• _GIVEN REQUEST_
All lines featuring the string "Collector" are to be listed.

** Start of MATERIAL TO PROCESS **

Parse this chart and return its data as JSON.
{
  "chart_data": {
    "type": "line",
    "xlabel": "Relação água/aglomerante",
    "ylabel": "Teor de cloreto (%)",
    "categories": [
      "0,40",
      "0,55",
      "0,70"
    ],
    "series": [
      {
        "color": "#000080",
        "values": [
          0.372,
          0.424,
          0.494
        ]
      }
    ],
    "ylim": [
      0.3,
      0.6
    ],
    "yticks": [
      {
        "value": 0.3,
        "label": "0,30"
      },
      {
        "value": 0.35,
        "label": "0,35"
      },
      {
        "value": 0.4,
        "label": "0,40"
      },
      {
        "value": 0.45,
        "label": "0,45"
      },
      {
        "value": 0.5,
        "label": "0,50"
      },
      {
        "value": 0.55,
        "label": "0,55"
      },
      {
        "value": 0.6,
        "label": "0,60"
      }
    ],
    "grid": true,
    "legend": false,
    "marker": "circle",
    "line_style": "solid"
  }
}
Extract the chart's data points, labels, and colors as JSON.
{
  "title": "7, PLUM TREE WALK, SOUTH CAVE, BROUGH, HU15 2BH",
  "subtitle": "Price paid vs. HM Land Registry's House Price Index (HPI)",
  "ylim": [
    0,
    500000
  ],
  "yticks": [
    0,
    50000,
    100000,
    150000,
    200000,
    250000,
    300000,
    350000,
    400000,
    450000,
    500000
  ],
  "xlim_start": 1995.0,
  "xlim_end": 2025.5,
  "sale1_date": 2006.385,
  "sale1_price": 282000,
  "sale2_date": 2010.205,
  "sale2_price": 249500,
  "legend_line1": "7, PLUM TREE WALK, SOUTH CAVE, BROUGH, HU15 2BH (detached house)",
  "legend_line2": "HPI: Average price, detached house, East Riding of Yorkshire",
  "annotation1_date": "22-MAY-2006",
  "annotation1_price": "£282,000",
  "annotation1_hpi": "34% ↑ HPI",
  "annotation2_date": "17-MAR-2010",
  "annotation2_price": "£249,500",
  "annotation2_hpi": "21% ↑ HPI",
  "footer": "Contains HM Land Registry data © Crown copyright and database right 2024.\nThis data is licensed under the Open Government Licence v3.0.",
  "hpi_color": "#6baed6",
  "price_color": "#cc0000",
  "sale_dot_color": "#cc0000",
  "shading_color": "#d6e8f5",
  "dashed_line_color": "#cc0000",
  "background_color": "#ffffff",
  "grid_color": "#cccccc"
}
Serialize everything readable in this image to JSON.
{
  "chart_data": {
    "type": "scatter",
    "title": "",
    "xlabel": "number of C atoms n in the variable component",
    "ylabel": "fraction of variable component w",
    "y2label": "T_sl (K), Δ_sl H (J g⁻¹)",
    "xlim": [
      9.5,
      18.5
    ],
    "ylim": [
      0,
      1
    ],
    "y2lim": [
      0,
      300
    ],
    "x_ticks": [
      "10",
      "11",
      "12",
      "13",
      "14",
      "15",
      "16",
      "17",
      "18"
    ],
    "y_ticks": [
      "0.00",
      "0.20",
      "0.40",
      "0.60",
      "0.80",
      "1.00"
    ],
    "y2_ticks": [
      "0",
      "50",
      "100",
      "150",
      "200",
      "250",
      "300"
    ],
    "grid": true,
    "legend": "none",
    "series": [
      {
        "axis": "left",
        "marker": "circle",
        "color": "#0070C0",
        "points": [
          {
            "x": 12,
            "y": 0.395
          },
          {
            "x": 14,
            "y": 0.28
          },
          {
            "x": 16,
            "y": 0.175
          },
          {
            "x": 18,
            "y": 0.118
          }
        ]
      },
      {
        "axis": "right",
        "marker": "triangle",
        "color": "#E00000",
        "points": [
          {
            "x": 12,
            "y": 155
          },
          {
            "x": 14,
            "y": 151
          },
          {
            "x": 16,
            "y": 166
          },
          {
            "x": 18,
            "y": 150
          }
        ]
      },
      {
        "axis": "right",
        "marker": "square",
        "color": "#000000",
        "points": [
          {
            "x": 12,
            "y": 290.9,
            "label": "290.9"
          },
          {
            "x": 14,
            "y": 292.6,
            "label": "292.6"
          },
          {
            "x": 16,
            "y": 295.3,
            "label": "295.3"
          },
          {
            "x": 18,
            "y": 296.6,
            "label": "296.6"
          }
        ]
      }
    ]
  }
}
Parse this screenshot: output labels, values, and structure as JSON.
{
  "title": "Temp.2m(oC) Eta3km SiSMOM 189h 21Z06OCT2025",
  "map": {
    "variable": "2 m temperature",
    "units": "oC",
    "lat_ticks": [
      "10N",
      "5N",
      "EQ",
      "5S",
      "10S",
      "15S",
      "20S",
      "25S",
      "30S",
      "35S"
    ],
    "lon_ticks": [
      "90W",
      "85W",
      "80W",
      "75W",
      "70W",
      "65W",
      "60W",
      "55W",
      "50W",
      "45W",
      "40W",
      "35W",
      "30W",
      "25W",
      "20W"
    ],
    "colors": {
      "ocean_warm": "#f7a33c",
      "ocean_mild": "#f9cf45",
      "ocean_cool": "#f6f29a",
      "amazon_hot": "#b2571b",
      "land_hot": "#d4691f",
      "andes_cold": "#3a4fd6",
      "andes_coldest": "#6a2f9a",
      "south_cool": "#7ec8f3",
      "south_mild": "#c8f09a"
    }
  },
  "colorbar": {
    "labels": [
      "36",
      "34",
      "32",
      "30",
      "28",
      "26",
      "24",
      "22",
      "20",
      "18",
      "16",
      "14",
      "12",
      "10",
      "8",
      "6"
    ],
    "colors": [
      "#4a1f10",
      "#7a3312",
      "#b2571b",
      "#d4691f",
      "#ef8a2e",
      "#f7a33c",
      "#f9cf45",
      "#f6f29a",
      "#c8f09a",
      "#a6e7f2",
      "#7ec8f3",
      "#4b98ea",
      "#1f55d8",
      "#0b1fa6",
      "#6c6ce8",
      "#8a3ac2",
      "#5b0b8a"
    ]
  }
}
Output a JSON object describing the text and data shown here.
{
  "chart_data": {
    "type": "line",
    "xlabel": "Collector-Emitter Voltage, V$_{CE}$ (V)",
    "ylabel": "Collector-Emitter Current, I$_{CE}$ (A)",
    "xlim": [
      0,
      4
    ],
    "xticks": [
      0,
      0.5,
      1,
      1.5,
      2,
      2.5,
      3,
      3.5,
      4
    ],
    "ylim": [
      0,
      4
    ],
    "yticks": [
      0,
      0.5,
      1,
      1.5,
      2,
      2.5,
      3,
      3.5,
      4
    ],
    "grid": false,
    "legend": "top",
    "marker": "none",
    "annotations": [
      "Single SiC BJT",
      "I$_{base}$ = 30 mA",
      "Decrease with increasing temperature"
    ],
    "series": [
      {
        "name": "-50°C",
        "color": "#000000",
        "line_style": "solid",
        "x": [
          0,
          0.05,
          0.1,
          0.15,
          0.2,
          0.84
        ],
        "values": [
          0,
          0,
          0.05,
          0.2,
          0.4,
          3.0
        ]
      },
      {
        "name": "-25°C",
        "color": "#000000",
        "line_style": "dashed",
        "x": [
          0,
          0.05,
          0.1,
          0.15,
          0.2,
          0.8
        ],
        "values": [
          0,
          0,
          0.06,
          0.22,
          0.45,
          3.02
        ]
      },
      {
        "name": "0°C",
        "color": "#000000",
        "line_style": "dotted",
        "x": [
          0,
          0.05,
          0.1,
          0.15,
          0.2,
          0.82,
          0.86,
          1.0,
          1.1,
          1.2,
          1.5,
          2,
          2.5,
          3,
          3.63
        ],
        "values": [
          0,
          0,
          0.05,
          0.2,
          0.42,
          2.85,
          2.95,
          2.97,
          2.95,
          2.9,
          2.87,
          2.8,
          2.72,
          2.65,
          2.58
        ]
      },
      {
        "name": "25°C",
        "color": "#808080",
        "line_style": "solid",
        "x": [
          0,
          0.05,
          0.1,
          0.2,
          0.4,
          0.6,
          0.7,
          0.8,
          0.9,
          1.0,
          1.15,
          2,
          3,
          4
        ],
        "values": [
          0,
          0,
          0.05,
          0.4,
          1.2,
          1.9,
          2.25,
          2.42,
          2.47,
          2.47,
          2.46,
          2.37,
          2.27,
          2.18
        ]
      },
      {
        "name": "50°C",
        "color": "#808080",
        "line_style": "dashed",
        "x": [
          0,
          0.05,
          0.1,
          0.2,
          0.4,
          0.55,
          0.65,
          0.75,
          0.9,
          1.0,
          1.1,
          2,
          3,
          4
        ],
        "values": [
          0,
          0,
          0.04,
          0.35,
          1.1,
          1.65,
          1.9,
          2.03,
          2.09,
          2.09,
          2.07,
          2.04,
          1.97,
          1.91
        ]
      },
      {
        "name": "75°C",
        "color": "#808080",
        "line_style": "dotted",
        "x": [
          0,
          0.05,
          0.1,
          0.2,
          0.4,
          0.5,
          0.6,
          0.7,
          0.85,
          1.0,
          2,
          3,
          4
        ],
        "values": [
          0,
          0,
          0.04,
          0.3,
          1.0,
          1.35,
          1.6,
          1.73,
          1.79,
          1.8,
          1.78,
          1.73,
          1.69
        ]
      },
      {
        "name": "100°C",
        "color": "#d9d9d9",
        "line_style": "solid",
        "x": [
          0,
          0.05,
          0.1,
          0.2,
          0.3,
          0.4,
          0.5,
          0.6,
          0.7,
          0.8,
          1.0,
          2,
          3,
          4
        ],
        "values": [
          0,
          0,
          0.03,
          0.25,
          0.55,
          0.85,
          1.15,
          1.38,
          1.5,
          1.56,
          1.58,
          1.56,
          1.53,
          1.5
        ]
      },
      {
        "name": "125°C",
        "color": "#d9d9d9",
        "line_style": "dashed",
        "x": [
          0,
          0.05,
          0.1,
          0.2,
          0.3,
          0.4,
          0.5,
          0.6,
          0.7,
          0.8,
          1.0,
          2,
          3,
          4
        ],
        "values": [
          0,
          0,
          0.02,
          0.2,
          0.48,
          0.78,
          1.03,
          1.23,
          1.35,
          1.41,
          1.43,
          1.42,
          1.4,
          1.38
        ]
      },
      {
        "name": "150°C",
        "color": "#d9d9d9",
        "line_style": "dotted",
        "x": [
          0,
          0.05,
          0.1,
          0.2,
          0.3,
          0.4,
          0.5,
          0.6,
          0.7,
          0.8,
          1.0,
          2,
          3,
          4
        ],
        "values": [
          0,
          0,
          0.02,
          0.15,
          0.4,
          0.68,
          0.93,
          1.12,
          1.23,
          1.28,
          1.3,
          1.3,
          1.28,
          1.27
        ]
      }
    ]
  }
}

** End of MATERIAL TO PROCESS **

• _WRITTEN ANSWER_
    "xlabel": "Collector-Emitter Voltage, V$_{CE}$ (V)",
    "ylabel": "Collector-Emitter Current, I$_{CE}$ (A)",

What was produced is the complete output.